[start of Data for this exercise]

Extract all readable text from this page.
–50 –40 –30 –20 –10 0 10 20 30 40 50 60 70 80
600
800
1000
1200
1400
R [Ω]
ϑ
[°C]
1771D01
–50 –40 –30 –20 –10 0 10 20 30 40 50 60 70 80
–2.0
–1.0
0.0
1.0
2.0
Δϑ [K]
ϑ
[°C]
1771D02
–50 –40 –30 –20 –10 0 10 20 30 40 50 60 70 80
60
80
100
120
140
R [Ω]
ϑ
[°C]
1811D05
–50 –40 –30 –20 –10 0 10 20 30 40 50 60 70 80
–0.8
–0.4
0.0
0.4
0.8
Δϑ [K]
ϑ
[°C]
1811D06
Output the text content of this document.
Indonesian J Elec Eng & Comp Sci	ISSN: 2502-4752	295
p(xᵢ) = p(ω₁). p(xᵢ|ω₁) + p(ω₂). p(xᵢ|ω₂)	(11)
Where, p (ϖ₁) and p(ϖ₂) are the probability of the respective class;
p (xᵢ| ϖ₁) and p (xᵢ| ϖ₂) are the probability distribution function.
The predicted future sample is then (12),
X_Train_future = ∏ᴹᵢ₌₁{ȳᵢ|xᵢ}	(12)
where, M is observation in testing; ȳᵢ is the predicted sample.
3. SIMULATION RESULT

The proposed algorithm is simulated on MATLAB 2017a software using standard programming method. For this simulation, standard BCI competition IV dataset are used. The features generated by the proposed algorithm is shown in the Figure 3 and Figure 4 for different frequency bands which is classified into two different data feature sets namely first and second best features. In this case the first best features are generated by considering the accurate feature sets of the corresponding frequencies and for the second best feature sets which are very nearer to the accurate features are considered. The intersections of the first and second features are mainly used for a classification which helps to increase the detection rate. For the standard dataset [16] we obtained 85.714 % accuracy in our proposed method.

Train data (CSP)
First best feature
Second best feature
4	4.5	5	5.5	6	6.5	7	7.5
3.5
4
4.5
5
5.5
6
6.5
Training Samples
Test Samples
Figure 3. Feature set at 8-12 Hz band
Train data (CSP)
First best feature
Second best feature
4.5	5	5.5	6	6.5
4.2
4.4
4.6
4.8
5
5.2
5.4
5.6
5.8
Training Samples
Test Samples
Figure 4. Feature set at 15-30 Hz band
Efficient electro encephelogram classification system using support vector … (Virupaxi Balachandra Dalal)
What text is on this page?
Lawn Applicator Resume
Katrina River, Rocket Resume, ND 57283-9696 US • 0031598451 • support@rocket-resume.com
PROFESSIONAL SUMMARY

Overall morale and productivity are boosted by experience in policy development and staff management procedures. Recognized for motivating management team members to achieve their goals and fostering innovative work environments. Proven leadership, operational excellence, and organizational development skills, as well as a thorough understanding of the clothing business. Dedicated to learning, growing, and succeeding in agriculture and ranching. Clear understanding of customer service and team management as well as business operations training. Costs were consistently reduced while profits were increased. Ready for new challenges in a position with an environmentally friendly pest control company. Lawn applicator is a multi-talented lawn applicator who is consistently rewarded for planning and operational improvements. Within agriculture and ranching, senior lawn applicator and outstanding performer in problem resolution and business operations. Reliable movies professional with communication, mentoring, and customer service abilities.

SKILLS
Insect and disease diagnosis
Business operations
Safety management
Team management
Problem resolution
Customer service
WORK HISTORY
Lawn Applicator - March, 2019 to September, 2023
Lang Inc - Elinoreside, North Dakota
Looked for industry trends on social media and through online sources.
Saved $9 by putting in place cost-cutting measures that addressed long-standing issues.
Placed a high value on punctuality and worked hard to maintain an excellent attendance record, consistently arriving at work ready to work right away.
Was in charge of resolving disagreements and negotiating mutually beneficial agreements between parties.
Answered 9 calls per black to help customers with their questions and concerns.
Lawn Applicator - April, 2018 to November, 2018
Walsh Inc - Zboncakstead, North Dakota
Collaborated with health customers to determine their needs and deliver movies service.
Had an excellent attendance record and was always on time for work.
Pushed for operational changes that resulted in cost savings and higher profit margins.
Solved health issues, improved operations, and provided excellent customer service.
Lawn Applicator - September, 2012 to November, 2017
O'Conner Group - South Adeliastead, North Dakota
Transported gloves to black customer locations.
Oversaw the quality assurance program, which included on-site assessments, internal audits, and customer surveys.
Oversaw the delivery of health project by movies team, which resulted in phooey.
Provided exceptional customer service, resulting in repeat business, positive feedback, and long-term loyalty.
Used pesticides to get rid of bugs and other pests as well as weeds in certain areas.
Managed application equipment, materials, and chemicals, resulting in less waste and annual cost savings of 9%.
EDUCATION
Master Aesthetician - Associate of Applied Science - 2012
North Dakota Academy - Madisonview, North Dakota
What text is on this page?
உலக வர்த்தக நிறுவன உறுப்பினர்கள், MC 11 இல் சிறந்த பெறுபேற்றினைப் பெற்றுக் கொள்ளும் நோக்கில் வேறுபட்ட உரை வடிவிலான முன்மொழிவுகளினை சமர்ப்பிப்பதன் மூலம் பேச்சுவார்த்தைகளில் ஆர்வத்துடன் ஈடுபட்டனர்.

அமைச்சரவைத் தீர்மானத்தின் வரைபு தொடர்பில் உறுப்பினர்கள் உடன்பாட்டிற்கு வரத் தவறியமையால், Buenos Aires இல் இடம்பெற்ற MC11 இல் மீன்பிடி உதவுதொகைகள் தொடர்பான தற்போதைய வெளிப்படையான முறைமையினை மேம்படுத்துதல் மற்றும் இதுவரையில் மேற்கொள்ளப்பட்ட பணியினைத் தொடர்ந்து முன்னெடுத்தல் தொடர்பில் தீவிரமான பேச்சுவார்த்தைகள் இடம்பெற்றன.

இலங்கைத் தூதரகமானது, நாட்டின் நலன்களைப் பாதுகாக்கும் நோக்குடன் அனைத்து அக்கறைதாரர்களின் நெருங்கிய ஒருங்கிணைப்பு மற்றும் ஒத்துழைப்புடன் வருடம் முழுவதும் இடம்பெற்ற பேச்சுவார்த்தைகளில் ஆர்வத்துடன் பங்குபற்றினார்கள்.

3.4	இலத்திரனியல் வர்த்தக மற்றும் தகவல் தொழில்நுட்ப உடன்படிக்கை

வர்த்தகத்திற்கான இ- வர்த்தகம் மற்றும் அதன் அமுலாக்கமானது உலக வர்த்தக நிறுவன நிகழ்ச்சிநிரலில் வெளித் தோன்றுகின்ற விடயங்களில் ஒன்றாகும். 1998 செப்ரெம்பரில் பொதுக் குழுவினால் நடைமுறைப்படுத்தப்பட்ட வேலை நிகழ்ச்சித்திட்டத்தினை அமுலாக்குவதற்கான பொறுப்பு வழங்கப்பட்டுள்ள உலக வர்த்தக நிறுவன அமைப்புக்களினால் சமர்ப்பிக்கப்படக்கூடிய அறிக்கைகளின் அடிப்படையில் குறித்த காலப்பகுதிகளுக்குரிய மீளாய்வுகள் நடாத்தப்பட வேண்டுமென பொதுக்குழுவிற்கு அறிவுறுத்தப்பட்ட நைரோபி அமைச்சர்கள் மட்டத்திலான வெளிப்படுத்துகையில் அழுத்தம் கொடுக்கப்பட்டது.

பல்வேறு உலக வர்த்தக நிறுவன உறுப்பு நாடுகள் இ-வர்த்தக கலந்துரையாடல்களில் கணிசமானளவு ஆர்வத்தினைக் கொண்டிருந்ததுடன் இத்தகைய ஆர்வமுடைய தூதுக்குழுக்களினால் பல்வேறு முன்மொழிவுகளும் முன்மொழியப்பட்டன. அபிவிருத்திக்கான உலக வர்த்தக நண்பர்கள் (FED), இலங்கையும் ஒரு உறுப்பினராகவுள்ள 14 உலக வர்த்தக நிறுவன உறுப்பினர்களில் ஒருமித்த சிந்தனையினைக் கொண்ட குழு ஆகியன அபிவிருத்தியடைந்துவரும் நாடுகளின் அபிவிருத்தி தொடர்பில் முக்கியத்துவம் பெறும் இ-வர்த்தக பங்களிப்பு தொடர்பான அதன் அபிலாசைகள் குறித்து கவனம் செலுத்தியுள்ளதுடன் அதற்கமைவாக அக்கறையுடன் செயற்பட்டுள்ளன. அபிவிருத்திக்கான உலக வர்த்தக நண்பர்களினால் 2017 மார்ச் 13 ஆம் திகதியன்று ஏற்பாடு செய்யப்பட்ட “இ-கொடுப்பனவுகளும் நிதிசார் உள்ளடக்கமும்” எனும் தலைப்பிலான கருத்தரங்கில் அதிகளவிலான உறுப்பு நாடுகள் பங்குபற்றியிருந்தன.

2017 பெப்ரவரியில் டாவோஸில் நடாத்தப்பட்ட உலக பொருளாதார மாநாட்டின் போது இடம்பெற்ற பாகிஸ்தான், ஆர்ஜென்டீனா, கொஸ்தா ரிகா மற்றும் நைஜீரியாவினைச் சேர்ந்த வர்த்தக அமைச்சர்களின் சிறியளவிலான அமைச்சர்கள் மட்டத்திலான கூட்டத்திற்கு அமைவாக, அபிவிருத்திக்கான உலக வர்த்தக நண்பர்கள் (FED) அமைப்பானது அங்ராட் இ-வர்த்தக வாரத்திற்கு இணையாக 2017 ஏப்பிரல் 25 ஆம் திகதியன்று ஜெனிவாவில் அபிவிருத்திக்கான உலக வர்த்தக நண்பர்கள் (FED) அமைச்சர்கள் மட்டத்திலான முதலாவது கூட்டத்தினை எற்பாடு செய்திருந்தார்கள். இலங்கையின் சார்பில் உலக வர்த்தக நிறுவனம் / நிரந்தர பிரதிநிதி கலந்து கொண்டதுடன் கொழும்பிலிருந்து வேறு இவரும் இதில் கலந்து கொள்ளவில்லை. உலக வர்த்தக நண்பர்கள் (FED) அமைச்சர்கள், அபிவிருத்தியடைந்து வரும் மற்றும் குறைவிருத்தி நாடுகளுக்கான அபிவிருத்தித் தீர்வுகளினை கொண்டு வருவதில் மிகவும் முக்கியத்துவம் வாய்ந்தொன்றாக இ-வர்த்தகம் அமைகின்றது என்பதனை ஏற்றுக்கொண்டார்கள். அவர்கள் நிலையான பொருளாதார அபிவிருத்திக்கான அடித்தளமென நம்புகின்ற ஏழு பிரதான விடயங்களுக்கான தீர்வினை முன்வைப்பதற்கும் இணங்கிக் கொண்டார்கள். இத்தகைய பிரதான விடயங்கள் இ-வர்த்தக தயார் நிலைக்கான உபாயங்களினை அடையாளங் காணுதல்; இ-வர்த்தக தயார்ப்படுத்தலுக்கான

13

[end of Data for this exercise]

## The task
Report only how many lines in the records contain the word "health".

## Task result
3